- **原文**
......

多酚類化合物普遍存在于植物界,是植物中豐富的次級代謝產物[1-2],具有很高的抗氧化能力[3]。有研究表明,多酚類化合物還有許多生物特性,如抗炎、抗過敏、抗菌、保護心臟等[4-6]。由于多酚化合物具有較高的利用價值,應用廣泛,因此,各類植物、食品中多酚化合物的分離、檢測及其質量控制等方面引起了眾多研究者的關注[7-9]。

甘蔗廣泛分布于溫帶和熱帶地區(qū),其含糖量高,主要用作生產糖和酒精[10]。甘蔗在加工過程中會產生大量的副產物如甘蔗渣。研究表明,甘蔗是多酚含量較高的植物,在蔗葉、蔗梢、蔗莖中均含有大量的高分子多酚類化合物,其多酚含量均在為500 mg/kg以上[11-14]。多酚類化合物可與多酚氧化酶作用引起酶促褐變反應,使蔗糖顏色加深[15-16]。為了提高對甘蔗渣的充分利用率,并對蔗糖進行質量控制,因此有必要對多酚類化合物的提取、分離及檢測進行進一步研究。

......

- **练习要求**
(1) 根据上文，蔗叶、蔗梢、蔗茎中的多酚含量均在多少以上？
(2) 请将上文中的句子"甘蔗在加工過程中會產生大量的副產物如甘蔗渣。"译成英文。
(3) 上文在"多酚類化合物還有許多生物特性"之后举出了哪些生物特性？请全部列出。

......

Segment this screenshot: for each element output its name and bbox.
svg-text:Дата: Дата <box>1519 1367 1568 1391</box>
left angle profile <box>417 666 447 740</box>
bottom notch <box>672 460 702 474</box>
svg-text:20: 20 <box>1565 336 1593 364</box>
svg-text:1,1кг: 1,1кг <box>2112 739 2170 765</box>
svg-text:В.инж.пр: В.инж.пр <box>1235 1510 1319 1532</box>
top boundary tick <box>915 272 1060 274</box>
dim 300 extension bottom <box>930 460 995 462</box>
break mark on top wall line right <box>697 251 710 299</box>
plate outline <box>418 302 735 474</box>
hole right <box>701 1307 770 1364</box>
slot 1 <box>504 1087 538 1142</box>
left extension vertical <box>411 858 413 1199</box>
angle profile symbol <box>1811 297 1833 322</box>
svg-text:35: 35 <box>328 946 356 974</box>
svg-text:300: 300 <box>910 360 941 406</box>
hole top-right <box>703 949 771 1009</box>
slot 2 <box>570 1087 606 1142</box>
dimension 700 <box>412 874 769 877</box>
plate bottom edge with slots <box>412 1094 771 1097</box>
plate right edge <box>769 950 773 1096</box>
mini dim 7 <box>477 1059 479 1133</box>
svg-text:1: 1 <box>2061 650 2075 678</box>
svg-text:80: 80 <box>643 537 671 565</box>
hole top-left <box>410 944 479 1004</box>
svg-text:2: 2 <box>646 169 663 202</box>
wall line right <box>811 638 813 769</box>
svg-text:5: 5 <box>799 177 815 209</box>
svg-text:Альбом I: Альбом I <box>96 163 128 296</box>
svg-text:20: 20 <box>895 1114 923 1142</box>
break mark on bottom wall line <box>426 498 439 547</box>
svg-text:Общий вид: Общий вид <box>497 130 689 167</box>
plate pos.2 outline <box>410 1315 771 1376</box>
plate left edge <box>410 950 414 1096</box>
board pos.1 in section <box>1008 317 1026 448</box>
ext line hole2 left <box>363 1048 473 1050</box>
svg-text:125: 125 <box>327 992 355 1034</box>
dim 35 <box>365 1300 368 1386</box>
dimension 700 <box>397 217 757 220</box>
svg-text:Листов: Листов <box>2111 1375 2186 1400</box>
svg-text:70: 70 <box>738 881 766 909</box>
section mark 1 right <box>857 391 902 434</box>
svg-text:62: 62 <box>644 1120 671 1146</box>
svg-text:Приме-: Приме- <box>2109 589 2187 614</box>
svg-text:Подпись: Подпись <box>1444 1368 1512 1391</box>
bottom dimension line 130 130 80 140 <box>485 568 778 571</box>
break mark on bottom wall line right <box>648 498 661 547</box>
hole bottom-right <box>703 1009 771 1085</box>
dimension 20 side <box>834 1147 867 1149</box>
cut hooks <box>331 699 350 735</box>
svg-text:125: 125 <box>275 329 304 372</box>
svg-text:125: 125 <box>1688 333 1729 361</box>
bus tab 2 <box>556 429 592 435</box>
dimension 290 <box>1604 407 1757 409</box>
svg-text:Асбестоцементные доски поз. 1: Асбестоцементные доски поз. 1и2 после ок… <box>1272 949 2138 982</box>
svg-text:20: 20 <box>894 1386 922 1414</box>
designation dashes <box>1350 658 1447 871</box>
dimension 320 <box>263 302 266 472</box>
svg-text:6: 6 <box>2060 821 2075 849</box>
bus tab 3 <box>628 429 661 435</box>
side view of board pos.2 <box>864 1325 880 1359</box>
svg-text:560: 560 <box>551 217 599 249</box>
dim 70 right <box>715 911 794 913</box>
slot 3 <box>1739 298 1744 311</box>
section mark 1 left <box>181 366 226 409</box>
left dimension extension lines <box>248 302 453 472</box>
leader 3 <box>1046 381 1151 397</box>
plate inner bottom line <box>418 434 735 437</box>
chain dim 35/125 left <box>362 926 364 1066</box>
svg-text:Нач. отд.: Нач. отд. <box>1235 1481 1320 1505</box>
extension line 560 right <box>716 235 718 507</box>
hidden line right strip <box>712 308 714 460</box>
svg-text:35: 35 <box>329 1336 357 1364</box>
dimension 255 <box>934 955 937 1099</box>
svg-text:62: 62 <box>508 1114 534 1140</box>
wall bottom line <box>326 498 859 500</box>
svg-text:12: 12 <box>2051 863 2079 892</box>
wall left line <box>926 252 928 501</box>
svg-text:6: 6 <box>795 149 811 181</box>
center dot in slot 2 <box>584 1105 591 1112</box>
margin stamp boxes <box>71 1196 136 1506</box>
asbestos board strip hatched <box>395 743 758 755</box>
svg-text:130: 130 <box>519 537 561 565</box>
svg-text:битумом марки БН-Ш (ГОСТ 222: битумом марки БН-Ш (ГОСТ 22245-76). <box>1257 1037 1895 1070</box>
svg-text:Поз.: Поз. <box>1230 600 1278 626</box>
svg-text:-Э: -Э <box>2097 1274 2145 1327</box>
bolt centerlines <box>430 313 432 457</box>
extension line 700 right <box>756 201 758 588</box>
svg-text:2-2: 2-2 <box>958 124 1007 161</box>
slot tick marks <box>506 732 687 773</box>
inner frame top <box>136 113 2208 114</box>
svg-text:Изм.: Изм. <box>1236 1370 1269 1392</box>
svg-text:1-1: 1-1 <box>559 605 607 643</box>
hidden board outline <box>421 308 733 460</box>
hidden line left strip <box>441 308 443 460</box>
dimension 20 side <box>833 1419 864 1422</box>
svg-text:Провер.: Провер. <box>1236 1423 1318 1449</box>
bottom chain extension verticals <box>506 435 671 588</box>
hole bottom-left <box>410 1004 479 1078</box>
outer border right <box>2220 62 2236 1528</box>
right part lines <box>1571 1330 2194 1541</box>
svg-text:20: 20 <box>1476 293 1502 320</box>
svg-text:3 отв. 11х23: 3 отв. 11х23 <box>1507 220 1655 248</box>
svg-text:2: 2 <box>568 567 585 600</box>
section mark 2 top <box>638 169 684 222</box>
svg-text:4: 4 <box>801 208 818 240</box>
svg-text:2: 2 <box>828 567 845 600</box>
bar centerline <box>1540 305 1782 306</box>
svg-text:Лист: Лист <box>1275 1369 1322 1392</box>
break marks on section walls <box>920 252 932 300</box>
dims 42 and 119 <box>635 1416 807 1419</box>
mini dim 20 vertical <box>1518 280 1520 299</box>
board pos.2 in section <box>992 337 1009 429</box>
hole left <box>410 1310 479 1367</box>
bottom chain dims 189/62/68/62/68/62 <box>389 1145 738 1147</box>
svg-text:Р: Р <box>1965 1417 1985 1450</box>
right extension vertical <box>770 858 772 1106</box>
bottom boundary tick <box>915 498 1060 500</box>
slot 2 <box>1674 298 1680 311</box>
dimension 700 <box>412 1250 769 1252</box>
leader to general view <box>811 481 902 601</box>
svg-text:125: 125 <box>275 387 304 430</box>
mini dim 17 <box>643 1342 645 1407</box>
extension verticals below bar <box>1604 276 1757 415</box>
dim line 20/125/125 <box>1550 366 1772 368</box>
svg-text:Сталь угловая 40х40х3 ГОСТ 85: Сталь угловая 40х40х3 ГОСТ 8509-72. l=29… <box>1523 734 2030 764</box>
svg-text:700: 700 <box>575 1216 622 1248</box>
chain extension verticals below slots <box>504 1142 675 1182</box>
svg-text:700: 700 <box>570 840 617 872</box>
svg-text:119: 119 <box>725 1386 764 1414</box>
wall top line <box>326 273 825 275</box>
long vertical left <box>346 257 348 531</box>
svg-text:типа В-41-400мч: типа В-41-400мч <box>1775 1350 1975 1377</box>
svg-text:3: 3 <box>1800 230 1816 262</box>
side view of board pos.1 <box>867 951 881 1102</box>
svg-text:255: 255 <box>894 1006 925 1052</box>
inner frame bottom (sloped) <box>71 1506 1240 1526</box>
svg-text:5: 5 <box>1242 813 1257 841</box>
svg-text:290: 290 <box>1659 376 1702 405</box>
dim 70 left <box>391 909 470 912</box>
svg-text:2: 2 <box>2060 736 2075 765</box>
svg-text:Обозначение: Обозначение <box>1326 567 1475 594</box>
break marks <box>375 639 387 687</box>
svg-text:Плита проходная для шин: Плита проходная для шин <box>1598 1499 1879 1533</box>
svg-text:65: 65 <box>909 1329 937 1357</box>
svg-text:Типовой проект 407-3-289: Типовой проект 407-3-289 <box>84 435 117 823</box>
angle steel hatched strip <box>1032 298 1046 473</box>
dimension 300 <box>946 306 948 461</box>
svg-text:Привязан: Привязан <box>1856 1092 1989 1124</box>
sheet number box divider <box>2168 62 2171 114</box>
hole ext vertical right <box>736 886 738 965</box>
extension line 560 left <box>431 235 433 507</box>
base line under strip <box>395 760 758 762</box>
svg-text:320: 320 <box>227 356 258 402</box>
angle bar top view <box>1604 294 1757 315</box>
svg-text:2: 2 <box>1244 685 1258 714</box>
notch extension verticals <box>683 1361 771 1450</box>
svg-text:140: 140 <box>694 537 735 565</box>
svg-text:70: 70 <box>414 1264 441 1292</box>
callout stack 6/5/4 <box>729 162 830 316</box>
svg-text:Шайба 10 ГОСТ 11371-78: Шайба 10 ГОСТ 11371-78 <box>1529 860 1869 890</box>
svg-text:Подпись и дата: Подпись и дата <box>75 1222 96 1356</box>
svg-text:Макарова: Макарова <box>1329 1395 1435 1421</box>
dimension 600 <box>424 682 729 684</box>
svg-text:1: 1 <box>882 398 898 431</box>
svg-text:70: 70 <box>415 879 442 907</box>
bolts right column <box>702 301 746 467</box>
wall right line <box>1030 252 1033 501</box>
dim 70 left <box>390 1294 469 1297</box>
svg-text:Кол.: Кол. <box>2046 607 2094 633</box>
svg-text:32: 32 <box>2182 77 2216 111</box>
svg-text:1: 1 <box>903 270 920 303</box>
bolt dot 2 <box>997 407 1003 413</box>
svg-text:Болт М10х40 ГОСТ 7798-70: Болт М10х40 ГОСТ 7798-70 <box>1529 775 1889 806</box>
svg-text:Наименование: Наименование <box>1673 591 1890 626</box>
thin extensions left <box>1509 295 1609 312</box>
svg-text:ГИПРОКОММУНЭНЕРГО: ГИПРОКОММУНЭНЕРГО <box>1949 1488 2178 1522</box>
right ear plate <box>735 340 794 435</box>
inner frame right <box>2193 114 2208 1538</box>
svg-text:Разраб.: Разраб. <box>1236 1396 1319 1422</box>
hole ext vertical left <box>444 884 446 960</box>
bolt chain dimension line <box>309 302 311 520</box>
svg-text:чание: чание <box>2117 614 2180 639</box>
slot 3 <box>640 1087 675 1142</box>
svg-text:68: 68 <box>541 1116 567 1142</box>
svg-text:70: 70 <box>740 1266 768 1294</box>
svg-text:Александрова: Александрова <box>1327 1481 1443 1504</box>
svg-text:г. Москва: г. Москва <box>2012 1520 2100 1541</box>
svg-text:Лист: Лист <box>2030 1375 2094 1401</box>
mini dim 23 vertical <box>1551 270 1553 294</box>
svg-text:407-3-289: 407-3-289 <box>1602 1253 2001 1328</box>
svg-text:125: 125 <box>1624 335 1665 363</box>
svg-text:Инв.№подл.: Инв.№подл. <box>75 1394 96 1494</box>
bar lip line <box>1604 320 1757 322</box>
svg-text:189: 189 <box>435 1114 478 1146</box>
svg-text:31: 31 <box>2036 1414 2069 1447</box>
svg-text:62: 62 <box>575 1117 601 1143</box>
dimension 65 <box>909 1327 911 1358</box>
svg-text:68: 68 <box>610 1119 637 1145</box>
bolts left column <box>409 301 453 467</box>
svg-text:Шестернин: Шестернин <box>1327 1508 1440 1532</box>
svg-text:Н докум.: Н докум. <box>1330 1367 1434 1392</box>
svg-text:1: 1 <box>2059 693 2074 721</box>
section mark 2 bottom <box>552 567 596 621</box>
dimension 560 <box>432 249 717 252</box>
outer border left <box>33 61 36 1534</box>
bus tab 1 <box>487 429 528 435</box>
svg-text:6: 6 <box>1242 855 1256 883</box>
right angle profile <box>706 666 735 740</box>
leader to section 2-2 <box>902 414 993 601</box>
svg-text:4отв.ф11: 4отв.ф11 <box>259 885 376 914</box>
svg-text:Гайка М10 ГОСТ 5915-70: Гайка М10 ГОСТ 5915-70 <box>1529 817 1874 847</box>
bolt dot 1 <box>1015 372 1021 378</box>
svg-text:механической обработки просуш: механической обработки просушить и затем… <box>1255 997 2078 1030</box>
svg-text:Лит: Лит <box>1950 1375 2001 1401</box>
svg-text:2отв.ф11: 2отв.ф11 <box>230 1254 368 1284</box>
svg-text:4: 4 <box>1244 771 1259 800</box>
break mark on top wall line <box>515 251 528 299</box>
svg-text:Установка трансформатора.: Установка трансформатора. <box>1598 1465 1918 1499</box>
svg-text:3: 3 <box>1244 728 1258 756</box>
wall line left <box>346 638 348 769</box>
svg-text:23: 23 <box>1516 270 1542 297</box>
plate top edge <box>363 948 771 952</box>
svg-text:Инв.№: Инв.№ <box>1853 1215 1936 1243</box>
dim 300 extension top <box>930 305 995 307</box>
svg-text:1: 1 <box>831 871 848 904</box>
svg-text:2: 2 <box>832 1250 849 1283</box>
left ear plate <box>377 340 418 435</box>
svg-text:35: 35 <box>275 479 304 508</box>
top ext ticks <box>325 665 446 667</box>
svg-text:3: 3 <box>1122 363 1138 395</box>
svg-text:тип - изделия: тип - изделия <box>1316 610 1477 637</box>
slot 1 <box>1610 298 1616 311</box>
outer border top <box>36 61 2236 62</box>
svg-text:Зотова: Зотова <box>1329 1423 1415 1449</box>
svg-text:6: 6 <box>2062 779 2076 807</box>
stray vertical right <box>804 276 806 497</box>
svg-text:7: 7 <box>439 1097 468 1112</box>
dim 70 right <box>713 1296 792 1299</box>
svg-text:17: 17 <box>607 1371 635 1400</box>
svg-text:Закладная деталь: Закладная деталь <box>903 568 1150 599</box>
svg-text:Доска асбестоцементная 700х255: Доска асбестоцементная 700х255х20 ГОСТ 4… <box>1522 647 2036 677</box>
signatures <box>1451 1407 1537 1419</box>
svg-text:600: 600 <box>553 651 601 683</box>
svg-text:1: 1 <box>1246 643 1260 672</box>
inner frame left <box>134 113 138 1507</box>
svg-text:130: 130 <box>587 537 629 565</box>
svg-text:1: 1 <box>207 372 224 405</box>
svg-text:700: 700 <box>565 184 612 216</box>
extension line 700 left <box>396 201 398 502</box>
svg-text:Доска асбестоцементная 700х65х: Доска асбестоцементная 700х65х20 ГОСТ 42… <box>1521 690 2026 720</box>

......

- **参考答案**
(1) 500 mg/kg以上。

(2) Sugarcane produces large amounts of by-products such as bagasse during processing.

(3) 抗炎、抗過敏、抗菌、保護心臟